THE EXERCISE >>
Answer with nothing but a number: how many lines include the word "name"?

DATASET ROWS >>
........

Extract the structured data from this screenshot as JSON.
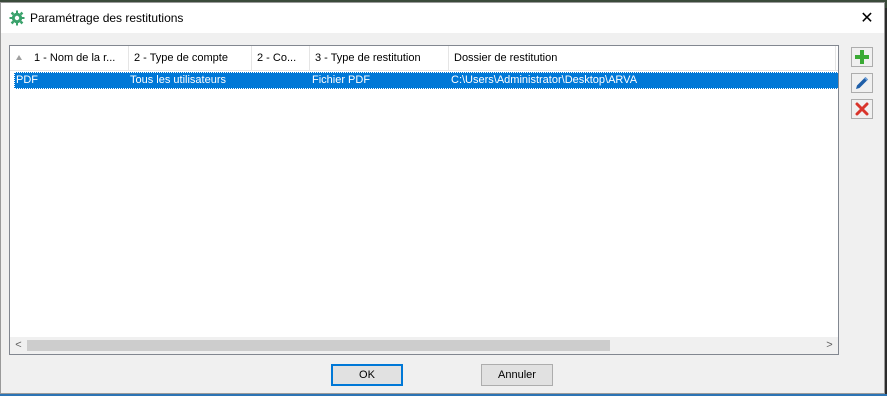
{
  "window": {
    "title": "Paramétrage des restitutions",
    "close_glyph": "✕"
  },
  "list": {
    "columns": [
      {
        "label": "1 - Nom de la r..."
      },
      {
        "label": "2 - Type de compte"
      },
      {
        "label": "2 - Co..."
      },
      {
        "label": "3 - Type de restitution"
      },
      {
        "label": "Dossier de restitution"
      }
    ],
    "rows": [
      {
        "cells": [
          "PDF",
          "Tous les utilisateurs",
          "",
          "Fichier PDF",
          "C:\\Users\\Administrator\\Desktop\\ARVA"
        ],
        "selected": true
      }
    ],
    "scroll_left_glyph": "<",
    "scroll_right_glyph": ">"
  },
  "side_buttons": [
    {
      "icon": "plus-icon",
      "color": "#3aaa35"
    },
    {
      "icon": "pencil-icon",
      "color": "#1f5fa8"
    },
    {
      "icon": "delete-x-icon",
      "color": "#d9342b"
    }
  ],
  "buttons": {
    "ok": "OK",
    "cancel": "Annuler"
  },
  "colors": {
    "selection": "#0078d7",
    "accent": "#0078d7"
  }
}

........

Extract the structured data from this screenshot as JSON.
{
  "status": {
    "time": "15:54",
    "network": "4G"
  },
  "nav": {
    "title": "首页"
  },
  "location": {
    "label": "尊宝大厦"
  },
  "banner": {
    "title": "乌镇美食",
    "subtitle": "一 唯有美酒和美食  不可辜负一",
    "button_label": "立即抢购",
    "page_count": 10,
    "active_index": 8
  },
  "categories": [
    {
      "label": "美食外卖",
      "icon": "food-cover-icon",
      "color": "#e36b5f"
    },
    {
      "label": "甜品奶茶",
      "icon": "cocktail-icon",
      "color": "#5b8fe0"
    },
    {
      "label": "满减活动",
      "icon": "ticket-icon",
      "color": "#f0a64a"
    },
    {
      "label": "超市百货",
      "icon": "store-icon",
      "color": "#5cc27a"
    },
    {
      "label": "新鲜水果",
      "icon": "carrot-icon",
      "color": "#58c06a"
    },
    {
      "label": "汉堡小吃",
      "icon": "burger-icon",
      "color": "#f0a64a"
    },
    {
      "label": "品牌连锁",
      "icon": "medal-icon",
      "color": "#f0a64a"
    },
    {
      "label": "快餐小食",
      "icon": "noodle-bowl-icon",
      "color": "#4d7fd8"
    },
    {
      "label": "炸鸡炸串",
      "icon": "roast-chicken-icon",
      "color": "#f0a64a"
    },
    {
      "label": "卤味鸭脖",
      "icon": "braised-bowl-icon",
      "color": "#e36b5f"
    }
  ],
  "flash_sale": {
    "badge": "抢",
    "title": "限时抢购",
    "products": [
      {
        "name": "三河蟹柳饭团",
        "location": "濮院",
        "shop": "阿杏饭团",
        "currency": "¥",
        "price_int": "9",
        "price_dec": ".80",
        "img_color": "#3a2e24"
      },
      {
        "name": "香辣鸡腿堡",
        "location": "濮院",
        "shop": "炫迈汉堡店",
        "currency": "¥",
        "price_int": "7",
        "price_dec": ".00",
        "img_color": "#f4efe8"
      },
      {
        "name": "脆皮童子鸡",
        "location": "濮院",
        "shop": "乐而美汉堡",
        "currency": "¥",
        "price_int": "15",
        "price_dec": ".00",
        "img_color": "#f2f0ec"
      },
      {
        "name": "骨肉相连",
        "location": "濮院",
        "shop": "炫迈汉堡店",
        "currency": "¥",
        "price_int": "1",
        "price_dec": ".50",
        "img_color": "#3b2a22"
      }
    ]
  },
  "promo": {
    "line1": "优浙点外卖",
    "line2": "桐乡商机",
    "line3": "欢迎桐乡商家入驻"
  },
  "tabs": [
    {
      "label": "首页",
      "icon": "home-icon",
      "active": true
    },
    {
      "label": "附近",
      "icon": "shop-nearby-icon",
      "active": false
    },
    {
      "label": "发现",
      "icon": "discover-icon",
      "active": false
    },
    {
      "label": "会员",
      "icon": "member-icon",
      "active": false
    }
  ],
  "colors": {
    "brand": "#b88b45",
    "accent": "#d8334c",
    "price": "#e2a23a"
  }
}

........

SOLUTION TO THE PROBLEM >>
4